WHAT IS BEING ASKED: Your task is to copy every line of the records below that contains "Department".

══════

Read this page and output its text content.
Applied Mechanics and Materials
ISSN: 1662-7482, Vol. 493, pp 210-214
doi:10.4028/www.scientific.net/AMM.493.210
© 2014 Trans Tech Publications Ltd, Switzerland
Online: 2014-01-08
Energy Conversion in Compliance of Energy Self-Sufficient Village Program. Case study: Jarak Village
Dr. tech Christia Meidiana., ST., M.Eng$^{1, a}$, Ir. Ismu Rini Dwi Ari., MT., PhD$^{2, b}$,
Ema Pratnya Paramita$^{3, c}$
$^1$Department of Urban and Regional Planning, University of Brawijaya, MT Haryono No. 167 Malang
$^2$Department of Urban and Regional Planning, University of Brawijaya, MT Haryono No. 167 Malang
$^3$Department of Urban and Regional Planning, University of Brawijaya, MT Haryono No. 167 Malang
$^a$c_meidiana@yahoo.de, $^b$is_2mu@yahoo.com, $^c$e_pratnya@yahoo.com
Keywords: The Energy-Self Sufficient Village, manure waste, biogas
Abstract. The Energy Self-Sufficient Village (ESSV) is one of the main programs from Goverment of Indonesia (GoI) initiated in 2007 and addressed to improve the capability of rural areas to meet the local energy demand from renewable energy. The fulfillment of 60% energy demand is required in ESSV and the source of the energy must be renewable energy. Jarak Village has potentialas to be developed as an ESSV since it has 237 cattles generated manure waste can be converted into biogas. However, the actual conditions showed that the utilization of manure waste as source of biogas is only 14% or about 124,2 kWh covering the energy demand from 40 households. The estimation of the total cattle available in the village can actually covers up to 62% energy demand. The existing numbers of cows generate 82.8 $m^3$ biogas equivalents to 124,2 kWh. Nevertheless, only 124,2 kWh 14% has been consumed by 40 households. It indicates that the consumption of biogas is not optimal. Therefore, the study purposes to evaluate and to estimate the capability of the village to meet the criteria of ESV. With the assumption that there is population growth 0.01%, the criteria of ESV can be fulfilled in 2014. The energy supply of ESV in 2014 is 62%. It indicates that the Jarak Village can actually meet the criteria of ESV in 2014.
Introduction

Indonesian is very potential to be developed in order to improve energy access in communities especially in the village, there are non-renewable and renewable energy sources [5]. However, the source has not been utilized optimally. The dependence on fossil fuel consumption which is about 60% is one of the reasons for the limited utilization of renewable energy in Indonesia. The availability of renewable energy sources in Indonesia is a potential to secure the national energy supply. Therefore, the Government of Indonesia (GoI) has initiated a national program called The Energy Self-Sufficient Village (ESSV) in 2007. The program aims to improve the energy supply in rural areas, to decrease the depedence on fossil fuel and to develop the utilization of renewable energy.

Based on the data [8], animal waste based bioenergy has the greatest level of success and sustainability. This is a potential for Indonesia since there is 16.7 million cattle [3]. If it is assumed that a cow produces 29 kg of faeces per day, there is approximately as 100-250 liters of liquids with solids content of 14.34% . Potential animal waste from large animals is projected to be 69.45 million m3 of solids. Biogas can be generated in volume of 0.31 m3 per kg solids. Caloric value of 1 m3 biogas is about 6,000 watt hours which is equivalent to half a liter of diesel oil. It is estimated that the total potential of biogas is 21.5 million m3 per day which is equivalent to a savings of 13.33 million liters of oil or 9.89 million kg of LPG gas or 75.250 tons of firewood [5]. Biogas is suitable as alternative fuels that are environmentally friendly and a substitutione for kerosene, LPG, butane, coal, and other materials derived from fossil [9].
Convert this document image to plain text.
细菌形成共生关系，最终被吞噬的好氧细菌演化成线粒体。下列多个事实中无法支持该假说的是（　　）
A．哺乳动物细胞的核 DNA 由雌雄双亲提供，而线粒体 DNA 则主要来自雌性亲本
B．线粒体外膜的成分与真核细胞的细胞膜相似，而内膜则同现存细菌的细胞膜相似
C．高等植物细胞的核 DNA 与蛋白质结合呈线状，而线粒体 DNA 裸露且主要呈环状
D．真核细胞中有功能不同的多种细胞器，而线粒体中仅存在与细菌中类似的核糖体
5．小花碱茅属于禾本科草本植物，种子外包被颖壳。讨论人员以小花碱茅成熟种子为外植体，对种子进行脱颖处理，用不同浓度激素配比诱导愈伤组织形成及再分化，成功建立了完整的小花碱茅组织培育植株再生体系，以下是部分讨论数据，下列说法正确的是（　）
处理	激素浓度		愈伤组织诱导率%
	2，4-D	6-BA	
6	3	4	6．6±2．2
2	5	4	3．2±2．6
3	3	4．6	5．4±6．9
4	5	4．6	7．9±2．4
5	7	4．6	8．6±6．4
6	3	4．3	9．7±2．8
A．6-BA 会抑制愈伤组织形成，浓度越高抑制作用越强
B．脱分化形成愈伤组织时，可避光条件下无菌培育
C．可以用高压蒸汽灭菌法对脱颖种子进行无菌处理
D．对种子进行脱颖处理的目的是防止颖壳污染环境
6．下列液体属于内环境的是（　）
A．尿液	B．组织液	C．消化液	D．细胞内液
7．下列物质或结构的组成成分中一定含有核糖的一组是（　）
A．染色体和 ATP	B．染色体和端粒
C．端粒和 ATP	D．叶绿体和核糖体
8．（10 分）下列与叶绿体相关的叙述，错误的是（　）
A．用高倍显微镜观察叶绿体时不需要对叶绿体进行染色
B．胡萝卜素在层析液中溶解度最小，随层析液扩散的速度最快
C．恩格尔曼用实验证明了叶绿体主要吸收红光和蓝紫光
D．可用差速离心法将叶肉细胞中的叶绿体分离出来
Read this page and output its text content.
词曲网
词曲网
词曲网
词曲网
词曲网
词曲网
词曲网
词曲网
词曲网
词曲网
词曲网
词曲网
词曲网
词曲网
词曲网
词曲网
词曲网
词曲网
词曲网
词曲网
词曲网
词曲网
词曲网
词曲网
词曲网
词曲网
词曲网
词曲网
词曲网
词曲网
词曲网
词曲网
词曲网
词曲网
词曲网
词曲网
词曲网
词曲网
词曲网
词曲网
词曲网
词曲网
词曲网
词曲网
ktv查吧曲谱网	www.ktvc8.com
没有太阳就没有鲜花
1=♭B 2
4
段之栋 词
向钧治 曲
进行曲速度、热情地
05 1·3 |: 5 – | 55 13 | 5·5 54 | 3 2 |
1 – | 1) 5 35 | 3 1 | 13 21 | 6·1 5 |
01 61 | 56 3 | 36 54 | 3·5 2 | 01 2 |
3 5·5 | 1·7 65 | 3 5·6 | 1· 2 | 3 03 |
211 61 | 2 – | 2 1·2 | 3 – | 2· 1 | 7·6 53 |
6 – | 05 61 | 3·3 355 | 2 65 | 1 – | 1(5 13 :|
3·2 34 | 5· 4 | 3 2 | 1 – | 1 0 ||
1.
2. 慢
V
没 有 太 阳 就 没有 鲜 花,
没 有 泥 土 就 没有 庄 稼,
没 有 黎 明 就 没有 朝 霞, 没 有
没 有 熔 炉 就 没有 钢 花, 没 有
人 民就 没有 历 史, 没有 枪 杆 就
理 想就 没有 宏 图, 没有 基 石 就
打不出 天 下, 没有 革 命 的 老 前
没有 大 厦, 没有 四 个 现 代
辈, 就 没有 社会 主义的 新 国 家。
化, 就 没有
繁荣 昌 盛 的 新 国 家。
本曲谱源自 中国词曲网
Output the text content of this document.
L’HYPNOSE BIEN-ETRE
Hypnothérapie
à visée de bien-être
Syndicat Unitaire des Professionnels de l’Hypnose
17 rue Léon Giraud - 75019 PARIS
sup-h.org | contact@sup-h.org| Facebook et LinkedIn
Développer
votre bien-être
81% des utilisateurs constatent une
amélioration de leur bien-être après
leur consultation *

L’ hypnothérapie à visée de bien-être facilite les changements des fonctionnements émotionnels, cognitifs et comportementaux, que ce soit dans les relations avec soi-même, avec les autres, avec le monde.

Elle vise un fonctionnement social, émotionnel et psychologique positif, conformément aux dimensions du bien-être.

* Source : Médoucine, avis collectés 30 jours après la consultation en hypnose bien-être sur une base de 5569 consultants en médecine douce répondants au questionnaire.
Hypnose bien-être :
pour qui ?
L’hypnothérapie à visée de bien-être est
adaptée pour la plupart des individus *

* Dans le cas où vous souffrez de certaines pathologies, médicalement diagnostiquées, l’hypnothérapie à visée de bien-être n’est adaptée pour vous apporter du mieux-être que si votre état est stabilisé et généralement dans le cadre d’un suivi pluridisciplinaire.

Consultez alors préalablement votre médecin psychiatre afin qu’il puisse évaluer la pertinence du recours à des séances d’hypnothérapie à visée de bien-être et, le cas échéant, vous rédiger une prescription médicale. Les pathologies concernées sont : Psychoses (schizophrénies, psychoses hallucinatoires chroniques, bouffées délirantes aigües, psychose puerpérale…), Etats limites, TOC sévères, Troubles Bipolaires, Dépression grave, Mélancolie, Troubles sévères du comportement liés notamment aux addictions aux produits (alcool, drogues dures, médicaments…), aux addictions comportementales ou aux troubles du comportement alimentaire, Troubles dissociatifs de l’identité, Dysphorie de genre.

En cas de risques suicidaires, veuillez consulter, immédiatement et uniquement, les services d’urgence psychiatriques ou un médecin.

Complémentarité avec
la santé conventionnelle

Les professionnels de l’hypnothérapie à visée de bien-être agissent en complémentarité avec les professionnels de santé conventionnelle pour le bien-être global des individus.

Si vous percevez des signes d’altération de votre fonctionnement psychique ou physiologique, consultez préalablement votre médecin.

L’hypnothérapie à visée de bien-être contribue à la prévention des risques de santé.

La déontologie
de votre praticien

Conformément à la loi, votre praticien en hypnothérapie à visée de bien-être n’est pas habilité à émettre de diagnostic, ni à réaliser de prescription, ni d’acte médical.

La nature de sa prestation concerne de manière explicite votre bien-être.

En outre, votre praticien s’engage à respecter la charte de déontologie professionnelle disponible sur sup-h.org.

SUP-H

══════

EXERCISE RESPONSE:
$^1$Department of Urban and Regional Planning, University of Brawijaya, MT Haryono No. 167 Malang
$^2$Department of Urban and Regional Planning, University of Brawijaya, MT Haryono No. 167 Malang
$^3$Department of Urban and Regional Planning, University of Brawijaya, MT Haryono No. 167 Malang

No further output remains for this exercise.